** begin THE INPUT **
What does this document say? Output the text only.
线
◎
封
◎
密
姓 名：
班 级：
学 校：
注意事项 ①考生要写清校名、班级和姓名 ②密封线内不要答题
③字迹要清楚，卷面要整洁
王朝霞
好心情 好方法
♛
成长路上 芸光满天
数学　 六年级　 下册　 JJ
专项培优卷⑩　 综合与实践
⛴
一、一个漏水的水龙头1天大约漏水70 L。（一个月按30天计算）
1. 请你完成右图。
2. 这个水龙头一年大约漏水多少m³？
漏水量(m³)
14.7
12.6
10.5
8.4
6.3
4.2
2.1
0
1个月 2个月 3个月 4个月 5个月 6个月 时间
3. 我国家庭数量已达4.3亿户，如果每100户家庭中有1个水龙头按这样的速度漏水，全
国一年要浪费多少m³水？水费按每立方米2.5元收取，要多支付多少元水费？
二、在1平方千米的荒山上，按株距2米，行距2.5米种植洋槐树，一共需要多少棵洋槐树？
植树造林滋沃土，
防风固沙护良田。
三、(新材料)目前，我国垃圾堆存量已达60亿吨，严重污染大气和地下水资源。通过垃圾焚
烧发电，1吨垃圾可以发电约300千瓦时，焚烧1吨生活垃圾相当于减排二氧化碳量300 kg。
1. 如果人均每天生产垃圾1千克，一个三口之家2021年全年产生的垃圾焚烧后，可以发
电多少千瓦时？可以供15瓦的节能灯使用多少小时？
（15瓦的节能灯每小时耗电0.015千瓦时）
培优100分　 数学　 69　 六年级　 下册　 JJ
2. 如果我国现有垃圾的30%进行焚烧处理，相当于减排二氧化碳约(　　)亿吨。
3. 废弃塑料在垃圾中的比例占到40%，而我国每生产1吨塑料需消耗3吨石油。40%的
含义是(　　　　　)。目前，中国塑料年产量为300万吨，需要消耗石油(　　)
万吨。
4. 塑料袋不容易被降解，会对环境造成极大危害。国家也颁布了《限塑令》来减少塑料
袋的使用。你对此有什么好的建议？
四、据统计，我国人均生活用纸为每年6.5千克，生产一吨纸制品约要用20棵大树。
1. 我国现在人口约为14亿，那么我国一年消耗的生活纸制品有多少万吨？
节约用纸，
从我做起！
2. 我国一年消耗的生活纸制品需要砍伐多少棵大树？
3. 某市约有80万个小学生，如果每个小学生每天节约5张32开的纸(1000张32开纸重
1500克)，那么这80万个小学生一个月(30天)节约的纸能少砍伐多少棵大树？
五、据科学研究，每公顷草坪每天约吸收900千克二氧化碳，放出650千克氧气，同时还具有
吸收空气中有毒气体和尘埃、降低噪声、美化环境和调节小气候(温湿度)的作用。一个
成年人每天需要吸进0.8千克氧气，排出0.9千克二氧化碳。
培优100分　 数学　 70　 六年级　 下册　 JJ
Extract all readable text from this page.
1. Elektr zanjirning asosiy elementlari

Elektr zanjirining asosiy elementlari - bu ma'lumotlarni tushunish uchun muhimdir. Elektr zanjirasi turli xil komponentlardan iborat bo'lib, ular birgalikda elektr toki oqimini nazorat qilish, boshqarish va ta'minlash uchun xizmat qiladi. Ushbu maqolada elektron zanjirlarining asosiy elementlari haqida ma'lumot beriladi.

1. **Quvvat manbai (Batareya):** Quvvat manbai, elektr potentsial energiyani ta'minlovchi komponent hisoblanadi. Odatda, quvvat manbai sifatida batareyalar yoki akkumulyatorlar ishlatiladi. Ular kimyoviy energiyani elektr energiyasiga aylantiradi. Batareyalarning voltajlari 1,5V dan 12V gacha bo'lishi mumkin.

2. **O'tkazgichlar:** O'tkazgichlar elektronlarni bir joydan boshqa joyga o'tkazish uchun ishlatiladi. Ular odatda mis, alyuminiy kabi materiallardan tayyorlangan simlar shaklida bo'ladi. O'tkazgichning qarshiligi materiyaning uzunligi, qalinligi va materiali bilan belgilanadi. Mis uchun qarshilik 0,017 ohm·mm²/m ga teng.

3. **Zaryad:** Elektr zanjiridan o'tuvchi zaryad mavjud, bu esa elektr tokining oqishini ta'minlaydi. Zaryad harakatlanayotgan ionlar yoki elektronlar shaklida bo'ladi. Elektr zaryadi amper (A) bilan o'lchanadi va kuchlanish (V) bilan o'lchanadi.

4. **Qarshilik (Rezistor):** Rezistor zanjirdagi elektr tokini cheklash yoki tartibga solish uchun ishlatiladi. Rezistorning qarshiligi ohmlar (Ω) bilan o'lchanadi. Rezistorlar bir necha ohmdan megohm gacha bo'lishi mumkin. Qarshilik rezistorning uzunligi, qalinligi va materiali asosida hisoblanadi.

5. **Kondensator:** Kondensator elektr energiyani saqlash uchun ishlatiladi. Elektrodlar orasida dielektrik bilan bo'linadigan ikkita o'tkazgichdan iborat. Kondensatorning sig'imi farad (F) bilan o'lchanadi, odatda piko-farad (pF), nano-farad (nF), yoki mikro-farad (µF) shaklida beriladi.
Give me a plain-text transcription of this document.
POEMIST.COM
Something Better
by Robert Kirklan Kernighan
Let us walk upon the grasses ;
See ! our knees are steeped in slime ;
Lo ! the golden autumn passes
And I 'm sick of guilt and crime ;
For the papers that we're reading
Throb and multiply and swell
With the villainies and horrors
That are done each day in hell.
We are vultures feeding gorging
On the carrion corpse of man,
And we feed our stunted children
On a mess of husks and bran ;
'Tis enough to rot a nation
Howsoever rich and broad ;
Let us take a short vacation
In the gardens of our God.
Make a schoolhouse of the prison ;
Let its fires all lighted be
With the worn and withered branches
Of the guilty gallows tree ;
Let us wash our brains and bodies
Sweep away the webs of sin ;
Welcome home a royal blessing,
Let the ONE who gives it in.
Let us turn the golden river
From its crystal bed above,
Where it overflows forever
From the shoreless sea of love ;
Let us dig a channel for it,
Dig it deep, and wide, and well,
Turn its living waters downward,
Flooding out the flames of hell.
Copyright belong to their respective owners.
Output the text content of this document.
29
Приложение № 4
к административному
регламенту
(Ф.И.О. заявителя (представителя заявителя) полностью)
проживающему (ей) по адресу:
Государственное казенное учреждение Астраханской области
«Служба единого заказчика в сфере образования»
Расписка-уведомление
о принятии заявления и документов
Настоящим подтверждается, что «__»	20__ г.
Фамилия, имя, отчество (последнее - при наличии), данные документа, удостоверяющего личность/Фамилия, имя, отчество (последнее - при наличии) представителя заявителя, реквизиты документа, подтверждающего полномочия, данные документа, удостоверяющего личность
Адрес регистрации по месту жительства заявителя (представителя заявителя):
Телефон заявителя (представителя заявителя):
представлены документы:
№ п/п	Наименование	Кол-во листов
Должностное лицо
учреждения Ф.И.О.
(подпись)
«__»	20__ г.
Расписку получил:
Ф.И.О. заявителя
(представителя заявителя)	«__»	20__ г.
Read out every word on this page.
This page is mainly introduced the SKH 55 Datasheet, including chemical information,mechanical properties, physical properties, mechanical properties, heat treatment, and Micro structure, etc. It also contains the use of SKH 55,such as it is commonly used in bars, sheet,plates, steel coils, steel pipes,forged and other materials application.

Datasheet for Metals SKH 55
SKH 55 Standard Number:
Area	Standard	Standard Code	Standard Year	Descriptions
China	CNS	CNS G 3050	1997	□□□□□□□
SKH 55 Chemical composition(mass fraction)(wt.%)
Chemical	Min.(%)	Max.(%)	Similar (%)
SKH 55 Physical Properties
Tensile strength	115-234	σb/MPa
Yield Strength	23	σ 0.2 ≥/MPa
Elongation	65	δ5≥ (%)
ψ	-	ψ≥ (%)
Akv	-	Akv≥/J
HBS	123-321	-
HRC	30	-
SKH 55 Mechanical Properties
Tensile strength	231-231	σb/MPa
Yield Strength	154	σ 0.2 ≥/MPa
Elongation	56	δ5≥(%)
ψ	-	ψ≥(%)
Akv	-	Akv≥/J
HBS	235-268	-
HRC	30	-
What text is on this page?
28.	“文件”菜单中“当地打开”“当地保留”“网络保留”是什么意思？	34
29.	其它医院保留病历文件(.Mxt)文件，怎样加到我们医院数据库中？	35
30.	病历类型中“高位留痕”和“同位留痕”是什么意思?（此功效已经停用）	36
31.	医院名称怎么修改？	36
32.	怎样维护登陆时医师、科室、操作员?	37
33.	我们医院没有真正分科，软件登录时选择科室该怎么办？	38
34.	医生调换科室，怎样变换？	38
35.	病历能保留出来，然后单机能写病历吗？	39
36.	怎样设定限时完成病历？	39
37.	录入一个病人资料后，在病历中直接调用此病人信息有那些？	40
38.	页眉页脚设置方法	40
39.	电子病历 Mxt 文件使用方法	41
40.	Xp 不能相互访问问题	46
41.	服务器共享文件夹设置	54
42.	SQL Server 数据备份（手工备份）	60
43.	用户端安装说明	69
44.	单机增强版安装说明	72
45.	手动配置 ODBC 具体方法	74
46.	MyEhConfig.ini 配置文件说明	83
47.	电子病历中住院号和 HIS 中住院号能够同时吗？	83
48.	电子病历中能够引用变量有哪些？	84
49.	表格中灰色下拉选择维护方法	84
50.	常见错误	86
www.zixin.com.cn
** end THE INPUT **
Going through the entries above, report how many lines include the string "text". The number alone is the answer.

5